Stored data
╭──
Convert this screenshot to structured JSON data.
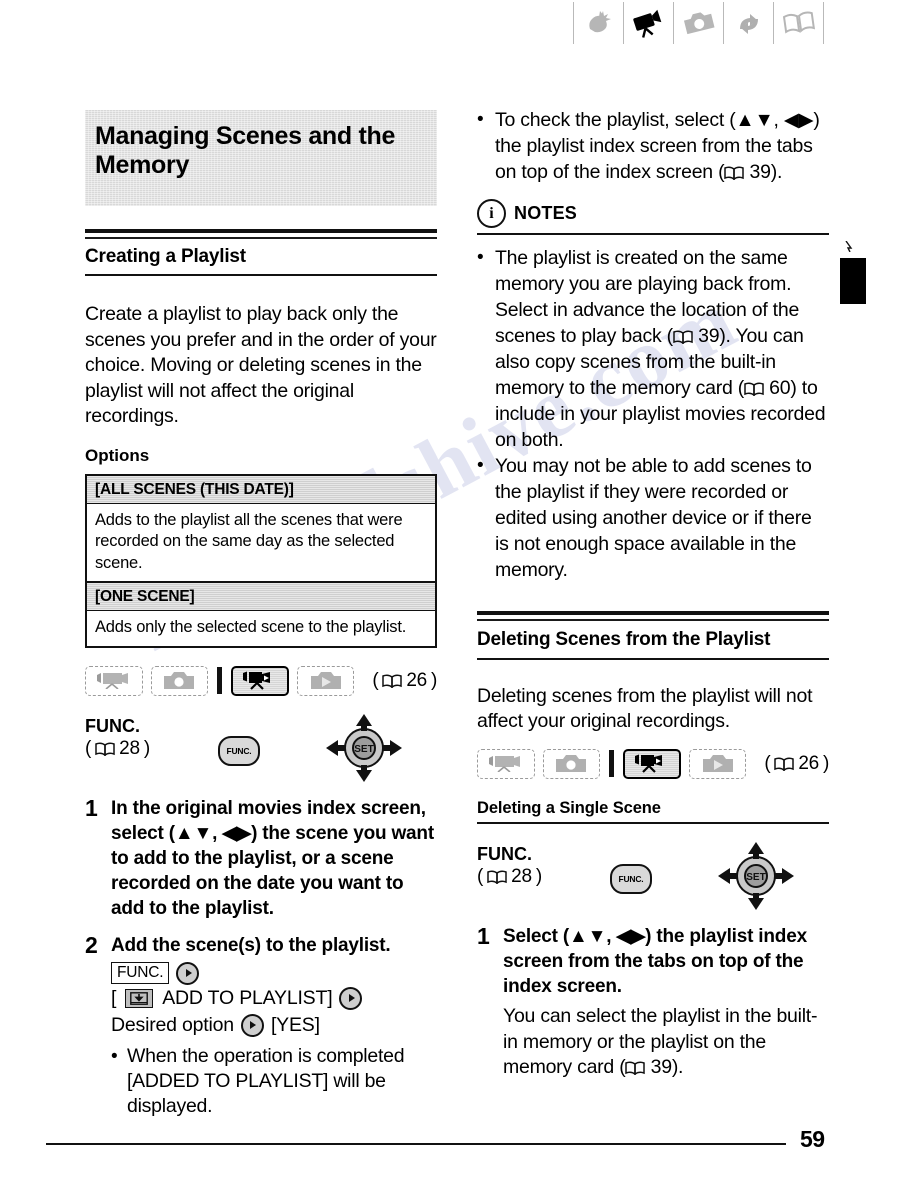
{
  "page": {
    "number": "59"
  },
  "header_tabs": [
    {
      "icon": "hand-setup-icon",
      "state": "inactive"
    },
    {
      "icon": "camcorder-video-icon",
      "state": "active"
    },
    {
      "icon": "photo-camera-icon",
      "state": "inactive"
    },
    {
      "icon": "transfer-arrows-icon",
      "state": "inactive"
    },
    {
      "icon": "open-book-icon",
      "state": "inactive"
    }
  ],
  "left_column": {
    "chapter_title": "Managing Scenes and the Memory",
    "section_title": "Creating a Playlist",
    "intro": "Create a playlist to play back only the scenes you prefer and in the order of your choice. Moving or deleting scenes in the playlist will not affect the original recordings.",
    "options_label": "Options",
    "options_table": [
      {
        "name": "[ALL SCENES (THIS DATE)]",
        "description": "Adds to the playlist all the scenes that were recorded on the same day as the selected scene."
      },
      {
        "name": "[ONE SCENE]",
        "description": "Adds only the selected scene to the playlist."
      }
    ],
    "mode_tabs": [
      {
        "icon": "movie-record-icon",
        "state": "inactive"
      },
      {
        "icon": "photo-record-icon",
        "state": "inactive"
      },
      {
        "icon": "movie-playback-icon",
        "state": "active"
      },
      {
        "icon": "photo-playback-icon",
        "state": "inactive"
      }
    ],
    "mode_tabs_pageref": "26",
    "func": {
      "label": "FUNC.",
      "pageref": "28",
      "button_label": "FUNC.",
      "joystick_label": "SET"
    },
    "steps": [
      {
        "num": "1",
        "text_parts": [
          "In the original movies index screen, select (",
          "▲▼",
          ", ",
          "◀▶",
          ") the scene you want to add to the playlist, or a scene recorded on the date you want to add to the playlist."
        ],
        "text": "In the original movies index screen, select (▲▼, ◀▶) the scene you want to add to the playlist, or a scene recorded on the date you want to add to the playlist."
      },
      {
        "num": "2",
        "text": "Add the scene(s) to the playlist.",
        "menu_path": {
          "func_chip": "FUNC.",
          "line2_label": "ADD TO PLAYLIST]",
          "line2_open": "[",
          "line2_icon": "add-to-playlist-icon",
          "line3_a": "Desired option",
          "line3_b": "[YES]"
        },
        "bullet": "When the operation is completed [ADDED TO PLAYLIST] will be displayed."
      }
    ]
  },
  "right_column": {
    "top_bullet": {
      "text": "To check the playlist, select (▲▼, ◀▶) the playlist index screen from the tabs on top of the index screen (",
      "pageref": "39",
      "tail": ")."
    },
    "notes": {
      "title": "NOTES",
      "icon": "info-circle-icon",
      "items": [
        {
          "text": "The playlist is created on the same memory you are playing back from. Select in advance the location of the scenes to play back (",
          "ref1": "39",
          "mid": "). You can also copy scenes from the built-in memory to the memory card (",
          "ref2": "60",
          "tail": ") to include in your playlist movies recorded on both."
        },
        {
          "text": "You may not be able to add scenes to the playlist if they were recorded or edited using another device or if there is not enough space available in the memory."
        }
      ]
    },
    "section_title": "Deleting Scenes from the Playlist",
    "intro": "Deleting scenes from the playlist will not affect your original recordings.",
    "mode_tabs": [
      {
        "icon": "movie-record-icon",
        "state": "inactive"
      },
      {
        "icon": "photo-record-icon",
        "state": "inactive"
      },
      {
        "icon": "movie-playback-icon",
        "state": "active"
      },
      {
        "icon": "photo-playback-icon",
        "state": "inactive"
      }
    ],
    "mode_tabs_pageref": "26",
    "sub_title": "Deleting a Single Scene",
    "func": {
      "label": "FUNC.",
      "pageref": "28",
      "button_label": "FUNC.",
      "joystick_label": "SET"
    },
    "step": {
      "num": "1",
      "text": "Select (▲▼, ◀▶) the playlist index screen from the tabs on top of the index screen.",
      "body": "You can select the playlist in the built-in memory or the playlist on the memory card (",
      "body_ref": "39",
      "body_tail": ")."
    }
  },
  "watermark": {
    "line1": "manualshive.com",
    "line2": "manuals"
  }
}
╰──
╭──
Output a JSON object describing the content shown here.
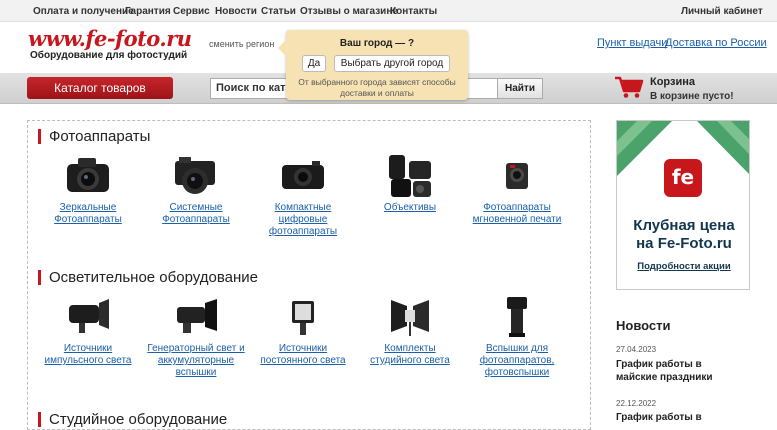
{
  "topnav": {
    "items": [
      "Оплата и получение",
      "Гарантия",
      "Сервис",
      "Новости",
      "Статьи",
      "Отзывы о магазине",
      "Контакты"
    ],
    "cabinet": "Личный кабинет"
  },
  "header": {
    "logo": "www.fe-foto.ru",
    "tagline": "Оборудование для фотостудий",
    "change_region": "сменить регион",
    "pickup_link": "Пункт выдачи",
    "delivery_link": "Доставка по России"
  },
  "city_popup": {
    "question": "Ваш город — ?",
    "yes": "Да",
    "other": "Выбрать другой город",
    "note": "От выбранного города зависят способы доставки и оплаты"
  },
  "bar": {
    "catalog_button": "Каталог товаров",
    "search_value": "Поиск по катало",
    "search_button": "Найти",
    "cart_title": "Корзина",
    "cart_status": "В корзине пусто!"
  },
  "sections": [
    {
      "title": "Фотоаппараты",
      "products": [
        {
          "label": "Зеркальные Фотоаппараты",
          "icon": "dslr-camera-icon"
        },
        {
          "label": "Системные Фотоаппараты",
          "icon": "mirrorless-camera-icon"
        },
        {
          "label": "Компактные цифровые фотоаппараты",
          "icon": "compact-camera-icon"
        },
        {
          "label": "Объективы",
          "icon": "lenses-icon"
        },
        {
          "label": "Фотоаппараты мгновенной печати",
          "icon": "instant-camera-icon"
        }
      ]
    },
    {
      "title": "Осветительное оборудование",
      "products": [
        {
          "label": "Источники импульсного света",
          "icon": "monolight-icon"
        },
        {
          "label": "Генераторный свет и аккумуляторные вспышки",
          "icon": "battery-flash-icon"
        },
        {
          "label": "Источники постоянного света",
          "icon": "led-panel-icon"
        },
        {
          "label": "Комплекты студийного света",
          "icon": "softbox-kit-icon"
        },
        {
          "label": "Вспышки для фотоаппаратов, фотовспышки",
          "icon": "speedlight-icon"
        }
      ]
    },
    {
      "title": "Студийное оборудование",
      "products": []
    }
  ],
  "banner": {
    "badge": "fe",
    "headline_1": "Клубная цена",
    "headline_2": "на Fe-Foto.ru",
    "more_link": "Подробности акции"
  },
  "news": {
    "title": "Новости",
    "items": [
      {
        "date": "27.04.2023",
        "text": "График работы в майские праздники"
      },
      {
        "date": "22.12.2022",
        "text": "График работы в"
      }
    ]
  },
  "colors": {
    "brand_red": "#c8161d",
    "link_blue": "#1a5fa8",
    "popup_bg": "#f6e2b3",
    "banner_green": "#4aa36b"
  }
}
╰──
╭──
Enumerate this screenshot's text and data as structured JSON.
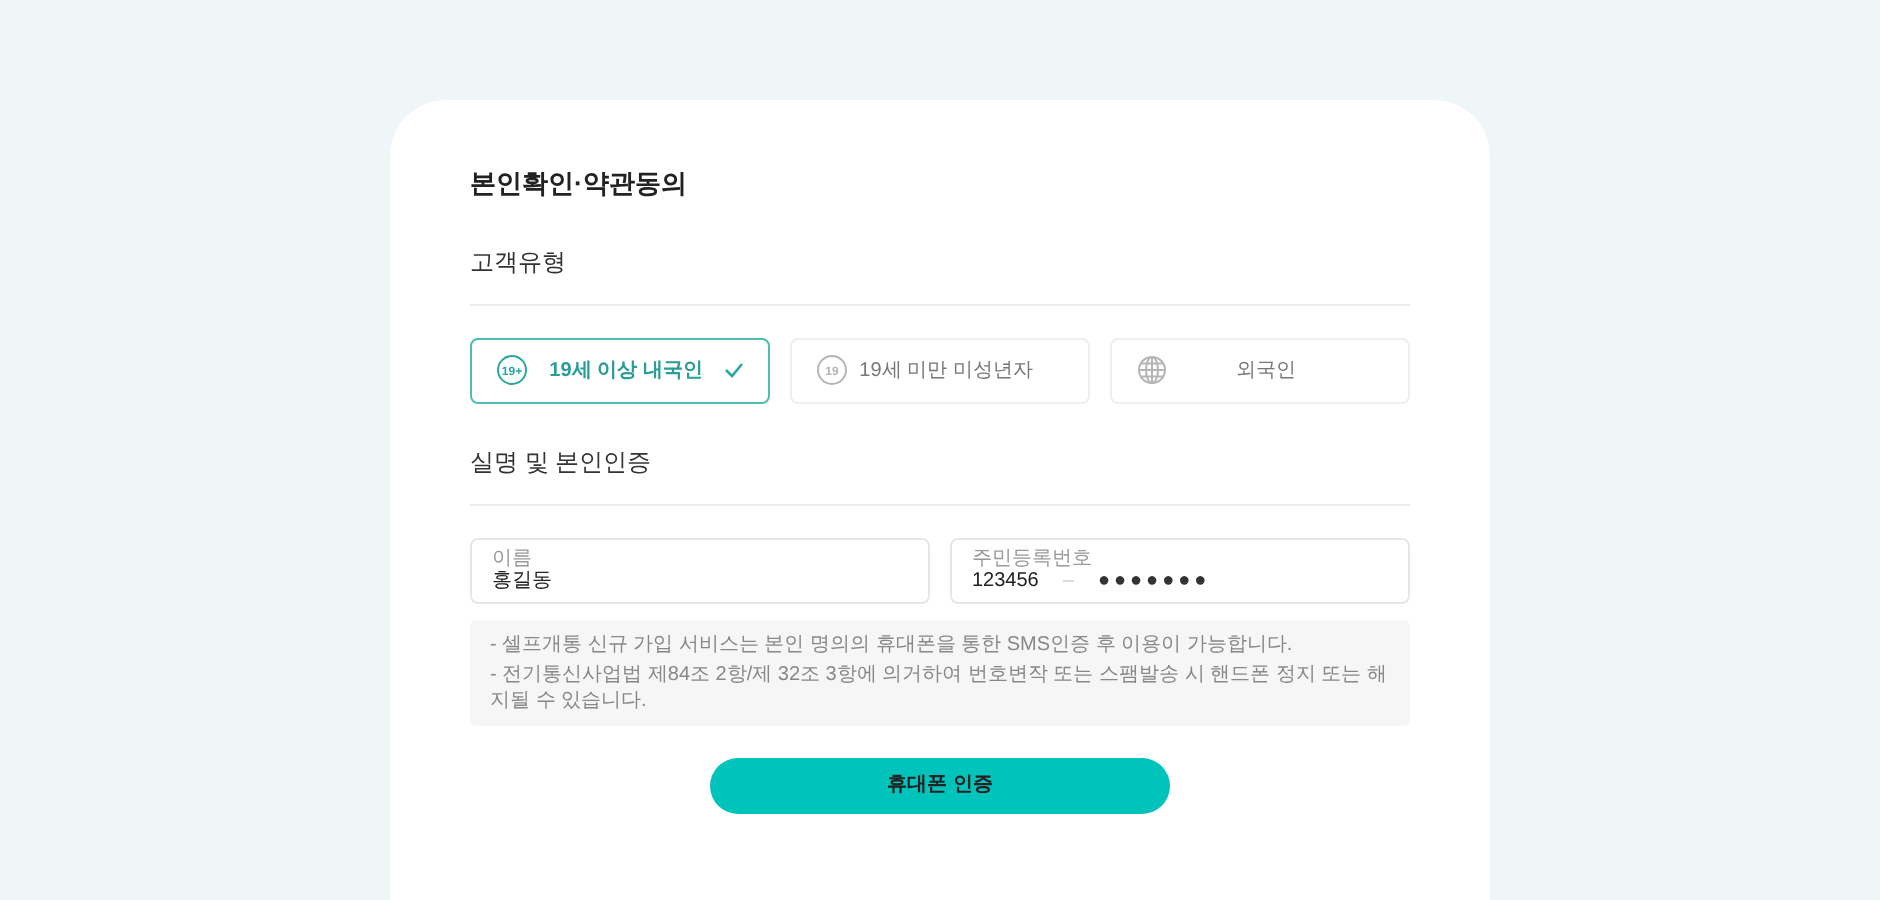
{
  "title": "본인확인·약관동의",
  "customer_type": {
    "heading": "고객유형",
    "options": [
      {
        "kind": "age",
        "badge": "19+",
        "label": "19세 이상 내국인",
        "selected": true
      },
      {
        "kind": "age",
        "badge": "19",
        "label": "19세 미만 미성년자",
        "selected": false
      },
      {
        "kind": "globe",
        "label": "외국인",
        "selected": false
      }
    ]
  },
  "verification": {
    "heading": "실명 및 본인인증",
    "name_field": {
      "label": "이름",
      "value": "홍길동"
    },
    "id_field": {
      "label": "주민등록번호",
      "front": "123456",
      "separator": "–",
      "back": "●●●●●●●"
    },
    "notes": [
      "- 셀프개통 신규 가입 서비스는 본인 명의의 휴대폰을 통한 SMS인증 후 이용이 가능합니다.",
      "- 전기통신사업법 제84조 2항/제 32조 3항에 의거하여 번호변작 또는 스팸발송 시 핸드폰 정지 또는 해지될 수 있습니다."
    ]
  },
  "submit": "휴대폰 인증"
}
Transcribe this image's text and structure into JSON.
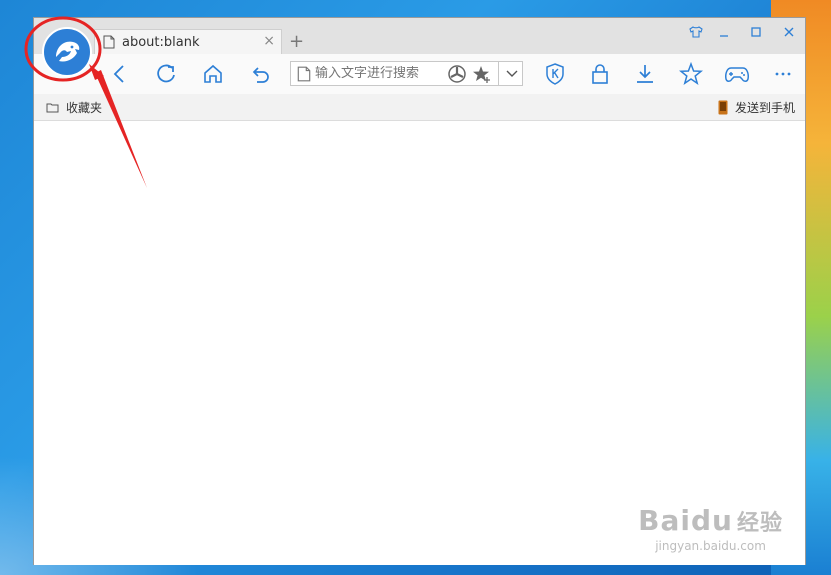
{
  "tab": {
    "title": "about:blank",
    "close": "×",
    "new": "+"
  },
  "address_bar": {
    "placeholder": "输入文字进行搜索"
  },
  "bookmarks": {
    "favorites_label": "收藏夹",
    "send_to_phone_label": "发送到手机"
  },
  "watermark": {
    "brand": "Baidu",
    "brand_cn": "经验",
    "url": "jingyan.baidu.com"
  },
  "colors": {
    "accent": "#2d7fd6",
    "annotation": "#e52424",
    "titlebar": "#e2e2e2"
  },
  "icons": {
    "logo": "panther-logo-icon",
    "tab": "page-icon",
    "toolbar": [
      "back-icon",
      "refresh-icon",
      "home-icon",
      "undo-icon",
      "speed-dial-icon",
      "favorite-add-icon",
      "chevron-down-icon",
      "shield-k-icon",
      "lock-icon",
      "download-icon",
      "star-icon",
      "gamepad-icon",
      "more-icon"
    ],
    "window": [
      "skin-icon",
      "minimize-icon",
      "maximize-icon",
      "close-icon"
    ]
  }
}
╰──
• Short task
Search the lines above for the string "JSON" and copy each line that has it.

• Written reply
Convert this screenshot to structured JSON data.
Output a JSON object describing the content shown here.
Enumerate this screenshot's text and data as structured JSON.
Transcribe this image's text and structure into JSON.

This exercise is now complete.